#### THE TASK:
Go through the entries below and pick out every line with "sahabat".

[Collection entries]
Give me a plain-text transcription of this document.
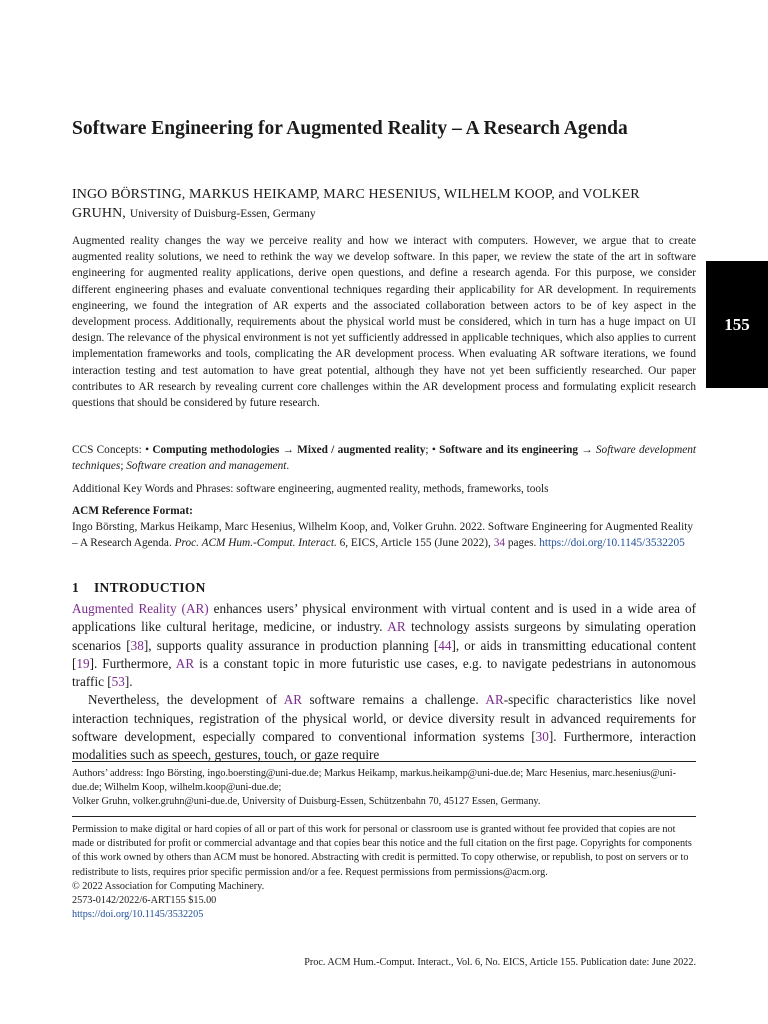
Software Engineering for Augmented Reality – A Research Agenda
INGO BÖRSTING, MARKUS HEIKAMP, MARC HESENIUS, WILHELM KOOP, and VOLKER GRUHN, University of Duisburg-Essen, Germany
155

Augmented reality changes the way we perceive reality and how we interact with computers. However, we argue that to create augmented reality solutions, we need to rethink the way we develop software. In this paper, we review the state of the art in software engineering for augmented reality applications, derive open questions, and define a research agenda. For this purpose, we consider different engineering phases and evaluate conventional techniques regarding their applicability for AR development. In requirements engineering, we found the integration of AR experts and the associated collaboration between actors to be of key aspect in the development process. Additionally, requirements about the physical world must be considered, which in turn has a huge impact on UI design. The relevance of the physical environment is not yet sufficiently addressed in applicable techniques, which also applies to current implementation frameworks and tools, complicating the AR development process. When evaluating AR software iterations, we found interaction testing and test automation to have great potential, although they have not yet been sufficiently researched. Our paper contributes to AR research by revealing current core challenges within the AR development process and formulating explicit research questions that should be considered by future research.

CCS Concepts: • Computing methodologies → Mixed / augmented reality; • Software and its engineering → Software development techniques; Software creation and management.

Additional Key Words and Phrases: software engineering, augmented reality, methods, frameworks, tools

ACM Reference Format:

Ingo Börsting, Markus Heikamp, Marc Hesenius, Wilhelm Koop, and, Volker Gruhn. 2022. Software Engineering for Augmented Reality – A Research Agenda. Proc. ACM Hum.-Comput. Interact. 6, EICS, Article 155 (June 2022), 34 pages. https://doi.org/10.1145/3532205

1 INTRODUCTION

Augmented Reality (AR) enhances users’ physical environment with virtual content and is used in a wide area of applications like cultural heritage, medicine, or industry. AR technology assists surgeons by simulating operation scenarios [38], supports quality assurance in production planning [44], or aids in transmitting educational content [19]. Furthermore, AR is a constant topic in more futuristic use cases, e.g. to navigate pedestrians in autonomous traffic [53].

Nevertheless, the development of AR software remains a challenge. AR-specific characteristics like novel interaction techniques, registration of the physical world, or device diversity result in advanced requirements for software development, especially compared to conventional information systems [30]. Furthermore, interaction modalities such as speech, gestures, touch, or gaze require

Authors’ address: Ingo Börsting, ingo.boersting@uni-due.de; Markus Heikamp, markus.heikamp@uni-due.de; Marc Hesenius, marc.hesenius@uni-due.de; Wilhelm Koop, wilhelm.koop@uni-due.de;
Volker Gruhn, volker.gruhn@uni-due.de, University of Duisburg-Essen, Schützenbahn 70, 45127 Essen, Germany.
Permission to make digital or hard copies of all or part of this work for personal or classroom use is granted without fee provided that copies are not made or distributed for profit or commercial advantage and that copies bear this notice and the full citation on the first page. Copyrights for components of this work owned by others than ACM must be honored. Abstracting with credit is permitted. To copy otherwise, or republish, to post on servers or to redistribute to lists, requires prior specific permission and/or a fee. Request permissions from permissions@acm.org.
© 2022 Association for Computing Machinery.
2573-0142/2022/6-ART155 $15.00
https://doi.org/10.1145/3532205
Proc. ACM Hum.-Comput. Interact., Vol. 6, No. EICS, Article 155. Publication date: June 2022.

==

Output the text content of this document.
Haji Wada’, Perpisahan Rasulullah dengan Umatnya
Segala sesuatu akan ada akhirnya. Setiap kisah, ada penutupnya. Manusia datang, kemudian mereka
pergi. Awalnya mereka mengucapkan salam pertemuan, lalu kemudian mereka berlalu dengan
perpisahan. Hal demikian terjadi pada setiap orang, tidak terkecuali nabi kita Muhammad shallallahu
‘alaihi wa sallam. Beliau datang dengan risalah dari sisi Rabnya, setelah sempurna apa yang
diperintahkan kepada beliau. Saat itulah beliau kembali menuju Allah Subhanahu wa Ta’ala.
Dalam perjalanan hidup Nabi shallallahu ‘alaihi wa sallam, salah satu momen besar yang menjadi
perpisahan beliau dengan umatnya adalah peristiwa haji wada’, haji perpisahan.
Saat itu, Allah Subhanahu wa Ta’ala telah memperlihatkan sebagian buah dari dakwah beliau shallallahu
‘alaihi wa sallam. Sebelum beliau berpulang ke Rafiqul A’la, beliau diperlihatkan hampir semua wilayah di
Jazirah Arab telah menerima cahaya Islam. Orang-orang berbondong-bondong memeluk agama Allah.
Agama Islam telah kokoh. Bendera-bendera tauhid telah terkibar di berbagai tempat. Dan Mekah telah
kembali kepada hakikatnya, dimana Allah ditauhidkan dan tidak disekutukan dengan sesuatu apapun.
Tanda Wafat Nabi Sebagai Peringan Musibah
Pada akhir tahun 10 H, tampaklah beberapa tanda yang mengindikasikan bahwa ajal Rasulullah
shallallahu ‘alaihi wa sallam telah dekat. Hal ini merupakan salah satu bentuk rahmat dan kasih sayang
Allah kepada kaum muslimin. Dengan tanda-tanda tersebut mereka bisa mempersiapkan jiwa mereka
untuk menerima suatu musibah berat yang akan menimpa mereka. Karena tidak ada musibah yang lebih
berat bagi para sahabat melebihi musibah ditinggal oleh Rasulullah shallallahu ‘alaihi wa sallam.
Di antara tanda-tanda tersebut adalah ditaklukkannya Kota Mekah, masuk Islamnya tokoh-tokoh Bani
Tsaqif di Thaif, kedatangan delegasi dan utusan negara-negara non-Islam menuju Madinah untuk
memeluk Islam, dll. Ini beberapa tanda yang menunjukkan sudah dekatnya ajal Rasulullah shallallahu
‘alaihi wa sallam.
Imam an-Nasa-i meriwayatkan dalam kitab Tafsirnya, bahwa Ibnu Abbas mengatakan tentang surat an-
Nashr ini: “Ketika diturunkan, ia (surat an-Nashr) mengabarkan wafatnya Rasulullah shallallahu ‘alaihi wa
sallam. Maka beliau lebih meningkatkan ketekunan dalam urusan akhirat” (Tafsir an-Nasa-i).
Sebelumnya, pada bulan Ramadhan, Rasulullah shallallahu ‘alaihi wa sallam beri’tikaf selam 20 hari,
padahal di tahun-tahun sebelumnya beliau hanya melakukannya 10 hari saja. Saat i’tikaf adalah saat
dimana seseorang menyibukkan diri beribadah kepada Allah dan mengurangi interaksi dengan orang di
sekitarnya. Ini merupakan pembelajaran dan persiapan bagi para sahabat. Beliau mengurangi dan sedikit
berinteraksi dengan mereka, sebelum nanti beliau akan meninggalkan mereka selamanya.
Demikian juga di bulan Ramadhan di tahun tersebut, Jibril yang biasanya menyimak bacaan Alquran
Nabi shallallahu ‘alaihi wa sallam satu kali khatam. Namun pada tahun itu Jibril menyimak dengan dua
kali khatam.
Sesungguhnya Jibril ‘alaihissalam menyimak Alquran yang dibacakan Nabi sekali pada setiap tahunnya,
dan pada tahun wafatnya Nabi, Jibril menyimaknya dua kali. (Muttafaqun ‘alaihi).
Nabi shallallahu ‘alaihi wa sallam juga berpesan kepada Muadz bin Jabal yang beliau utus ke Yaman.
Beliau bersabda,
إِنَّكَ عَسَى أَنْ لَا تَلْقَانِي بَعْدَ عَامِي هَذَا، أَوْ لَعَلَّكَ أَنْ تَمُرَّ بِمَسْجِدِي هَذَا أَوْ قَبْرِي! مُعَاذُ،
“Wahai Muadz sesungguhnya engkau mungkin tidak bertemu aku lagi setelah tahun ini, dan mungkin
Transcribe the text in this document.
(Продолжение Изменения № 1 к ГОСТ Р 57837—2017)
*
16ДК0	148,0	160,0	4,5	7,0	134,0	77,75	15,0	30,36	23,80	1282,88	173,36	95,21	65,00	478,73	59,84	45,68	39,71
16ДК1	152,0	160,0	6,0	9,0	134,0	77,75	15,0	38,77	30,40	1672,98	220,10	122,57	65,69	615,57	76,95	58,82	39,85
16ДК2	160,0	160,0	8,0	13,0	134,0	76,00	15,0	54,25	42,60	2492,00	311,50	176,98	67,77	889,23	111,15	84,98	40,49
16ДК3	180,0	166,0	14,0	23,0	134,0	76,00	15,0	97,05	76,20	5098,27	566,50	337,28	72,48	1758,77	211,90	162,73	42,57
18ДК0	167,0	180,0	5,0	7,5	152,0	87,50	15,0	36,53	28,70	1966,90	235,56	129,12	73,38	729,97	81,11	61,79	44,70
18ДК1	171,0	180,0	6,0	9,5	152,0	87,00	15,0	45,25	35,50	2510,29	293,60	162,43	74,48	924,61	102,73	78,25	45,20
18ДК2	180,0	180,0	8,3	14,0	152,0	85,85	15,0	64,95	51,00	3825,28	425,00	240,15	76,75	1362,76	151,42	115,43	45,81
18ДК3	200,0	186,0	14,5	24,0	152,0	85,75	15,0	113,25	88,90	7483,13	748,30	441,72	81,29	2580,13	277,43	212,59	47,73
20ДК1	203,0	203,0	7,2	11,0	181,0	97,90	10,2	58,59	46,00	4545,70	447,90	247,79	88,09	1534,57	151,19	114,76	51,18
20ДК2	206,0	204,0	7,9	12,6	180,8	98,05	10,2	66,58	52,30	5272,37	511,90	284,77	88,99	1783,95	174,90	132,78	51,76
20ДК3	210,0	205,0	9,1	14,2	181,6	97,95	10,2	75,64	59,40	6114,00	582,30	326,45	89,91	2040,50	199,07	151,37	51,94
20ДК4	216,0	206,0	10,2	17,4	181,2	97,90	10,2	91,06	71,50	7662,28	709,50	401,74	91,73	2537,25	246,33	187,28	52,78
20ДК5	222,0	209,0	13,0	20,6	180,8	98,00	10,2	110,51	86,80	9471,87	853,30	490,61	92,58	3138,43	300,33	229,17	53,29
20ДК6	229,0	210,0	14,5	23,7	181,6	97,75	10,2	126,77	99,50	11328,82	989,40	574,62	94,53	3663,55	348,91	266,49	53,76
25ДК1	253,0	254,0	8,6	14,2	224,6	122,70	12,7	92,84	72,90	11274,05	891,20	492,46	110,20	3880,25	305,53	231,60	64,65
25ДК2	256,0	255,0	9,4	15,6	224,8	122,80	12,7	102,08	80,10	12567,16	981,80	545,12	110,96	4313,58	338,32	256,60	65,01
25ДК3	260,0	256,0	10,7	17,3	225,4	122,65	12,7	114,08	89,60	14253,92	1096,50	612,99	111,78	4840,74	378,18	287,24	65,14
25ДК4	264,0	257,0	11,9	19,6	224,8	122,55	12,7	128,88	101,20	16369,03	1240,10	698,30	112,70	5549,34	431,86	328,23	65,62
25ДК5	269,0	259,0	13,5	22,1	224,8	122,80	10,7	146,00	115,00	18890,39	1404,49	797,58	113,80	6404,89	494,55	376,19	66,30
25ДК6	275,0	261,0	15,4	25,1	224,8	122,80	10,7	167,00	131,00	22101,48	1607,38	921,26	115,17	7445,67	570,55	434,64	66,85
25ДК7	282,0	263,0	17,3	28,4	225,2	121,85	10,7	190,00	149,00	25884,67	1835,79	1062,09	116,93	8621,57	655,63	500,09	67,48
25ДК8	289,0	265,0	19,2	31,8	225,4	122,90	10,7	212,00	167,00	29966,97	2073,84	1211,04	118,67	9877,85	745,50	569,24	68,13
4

--

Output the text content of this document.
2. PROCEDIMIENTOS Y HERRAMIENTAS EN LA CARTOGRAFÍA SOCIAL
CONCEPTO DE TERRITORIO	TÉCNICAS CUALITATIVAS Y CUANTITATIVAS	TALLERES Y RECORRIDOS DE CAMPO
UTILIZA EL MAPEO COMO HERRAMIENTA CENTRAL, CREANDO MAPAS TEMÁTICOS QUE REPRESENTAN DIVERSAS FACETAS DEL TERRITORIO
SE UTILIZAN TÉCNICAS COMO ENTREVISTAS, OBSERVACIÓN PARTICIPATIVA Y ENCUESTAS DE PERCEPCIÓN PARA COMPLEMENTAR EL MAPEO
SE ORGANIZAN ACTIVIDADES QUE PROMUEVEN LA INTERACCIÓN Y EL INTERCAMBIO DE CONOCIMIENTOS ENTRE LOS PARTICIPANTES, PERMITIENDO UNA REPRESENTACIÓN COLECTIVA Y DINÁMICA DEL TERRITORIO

#### RESPONSE TO THE EXERCISE:
berat bagi para sahabat melebihi musibah ditinggal oleh Rasulullah shallallahu ‘alaihi wa sallam.
sekitarnya. Ini merupakan pembelajaran dan persiapan bagi para sahabat. Beliau mengurangi dan sedikit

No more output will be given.